**Required work:** Examine each line of the data, and copy the ones containing "attempt".

Stored dataset items:
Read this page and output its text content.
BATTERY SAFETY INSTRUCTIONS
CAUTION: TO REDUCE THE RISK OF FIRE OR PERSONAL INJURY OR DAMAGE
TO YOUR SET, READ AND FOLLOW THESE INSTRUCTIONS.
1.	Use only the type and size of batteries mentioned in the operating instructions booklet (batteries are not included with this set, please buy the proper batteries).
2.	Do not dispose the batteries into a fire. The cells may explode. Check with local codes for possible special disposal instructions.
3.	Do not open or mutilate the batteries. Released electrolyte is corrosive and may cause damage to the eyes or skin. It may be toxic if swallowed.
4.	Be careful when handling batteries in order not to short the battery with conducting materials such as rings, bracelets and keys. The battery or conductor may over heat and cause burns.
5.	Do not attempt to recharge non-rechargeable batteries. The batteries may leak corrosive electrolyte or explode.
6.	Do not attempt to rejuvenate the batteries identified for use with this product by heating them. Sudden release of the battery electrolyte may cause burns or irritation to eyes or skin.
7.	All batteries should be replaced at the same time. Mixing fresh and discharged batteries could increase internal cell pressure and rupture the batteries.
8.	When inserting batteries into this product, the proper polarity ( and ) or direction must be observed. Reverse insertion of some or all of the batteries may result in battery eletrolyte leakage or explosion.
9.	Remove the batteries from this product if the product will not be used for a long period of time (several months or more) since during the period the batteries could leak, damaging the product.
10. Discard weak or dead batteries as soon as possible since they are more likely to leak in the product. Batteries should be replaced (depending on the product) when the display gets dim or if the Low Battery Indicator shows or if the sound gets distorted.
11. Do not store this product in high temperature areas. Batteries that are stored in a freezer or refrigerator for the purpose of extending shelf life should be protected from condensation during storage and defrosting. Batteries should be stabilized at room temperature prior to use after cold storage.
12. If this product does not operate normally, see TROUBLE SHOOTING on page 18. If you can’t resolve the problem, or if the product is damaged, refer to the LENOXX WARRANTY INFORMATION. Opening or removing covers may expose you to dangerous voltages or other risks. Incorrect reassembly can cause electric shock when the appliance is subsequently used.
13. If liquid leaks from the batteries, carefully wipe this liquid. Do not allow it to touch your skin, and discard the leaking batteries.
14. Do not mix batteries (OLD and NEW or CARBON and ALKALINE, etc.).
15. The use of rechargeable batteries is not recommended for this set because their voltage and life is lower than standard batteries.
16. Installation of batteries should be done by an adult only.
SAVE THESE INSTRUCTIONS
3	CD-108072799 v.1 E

**Reply:**
5.	Do not attempt to recharge non-rechargeable batteries. The batteries may leak corrosive electrolyte or explode.
6.	Do not attempt to rejuvenate the batteries identified for use with this product by heating them. Sudden release of the battery electrolyte may cause burns or irritation to eyes or skin.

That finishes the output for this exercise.